BEGIN Data supplied
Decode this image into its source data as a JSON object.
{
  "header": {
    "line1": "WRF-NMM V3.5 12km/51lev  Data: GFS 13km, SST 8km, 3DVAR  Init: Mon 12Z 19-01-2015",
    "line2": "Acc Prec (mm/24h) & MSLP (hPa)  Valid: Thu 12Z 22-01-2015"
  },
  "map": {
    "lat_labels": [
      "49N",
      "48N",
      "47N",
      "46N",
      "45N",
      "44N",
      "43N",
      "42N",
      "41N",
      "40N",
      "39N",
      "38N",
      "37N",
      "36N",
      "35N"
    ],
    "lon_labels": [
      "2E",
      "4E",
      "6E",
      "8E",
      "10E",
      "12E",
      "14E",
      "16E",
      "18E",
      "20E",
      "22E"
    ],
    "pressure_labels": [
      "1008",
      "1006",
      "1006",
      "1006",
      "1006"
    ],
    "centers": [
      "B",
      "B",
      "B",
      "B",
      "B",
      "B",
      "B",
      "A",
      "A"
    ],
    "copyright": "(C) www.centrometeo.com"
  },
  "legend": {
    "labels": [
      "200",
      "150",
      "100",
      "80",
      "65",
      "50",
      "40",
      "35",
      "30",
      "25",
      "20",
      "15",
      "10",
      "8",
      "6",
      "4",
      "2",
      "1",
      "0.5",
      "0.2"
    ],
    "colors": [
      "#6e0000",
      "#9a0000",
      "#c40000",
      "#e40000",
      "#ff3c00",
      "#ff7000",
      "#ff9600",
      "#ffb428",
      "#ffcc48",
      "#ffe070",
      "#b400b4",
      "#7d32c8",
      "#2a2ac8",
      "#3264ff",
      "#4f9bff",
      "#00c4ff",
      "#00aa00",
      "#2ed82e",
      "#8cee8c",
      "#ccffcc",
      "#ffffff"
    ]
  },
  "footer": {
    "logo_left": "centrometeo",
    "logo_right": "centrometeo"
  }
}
END Data supplied
To do
Using the listing above, retype each line exactly.

Solution to the problem
Decode this image into its source data as a JSON object.
{
  "header": {
    "line1": "WRF-NMM V3.5 12km/51lev  Data: GFS 13km, SST 8km, 3DVAR  Init: Mon 12Z 19-01-2015",
    "line2": "Acc Prec (mm/24h) & MSLP (hPa)  Valid: Thu 12Z 22-01-2015"
  },
  "map": {
    "lat_labels": [
      "49N",
      "48N",
      "47N",
      "46N",
      "45N",
      "44N",
      "43N",
      "42N",
      "41N",
      "40N",
      "39N",
      "38N",
      "37N",
      "36N",
      "35N"
    ],
    "lon_labels": [
      "2E",
      "4E",
      "6E",
      "8E",
      "10E",
      "12E",
      "14E",
      "16E",
      "18E",
      "20E",
      "22E"
    ],
    "pressure_labels": [
      "1008",
      "1006",
      "1006",
      "1006",
      "1006"
    ],
    "centers": [
      "B",
      "B",
      "B",
      "B",
      "B",
      "B",
      "B",
      "A",
      "A"
    ],
    "copyright": "(C) www.centrometeo.com"
  },
  "legend": {
    "labels": [
      "200",
      "150",
      "100",
      "80",
      "65",
      "50",
      "40",
      "35",
      "30",
      "25",
      "20",
      "15",
      "10",
      "8",
      "6",
      "4",
      "2",
      "1",
      "0.5",
      "0.2"
    ],
    "colors": [
      "#6e0000",
      "#9a0000",
      "#c40000",
      "#e40000",
      "#ff3c00",
      "#ff7000",
      "#ff9600",
      "#ffb428",
      "#ffcc48",
      "#ffe070",
      "#b400b4",
      "#7d32c8",
      "#2a2ac8",
      "#3264ff",
      "#4f9bff",
      "#00c4ff",
      "#00aa00",
      "#2ed82e",
      "#8cee8c",
      "#ccffcc",
      "#ffffff"
    ]
  },
  "footer": {
    "logo_left": "centrometeo",
    "logo_right": "centrometeo"
  }
}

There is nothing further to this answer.